Description of the task:
Go through the records underneath and write each one out again exactly.
+ + + +
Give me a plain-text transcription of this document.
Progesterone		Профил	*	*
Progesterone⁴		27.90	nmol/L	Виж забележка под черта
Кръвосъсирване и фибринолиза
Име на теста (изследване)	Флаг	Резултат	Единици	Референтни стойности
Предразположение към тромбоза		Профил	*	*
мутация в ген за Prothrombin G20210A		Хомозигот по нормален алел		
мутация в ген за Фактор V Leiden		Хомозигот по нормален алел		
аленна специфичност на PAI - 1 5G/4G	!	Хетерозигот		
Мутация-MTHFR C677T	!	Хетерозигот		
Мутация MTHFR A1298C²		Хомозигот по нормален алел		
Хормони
+ + + +
Task solution:
Give me a plain-text transcription of this document.
Progesterone		Профил	*	*
Progesterone⁴		27.90	nmol/L	Виж забележка под черта
Кръвосъсирване и фибринолиза
Име на теста (изследване)	Флаг	Резултат	Единици	Референтни стойности
Предразположение към тромбоза		Профил	*	*
мутация в ген за Prothrombin G20210A		Хомозигот по нормален алел		
мутация в ген за Фактор V Leiden		Хомозигот по нормален алел		
аленна специфичност на PAI - 1 5G/4G	!	Хетерозигот		
Мутация-MTHFR C677T	!	Хетерозигот		
Мутация MTHFR A1298C²		Хомозигот по нормален алел		
Хормони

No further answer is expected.